Stored dataset items:
◇ ◇ ◇ ◇ ◇

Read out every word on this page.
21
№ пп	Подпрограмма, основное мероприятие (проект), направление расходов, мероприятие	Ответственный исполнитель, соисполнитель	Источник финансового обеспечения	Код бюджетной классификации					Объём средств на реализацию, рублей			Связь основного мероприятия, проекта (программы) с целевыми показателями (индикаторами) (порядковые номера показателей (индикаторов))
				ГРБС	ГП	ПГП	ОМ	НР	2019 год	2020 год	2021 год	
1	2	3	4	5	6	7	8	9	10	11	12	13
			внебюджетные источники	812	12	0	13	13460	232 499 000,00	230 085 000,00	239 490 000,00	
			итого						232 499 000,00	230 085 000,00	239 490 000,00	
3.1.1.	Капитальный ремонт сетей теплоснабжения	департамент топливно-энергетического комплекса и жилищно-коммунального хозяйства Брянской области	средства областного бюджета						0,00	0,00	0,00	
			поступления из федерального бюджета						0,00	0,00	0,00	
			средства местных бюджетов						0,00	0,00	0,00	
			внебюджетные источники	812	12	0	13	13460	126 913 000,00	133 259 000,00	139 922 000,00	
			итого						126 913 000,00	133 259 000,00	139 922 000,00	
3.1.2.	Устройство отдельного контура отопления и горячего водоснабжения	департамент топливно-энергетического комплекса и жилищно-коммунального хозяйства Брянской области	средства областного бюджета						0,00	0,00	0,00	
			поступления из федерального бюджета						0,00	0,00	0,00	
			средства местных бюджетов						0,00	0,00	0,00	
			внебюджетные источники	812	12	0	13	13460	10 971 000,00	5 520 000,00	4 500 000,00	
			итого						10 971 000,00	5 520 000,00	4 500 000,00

◇ ◇ ◇ ◇ ◇

### Work instructions
Above are the records. Identify each line that contains the word "источники".

### The completed task
			внебюджетные источники	812	12	0	13	13460	232 499 000,00	230 085 000,00	239 490 000,00	
			внебюджетные источники	812	12	0	13	13460	126 913 000,00	133 259 000,00	139 922 000,00	
			внебюджетные источники	812	12	0	13	13460	10 971 000,00	5 520 000,00	4 500 000,00	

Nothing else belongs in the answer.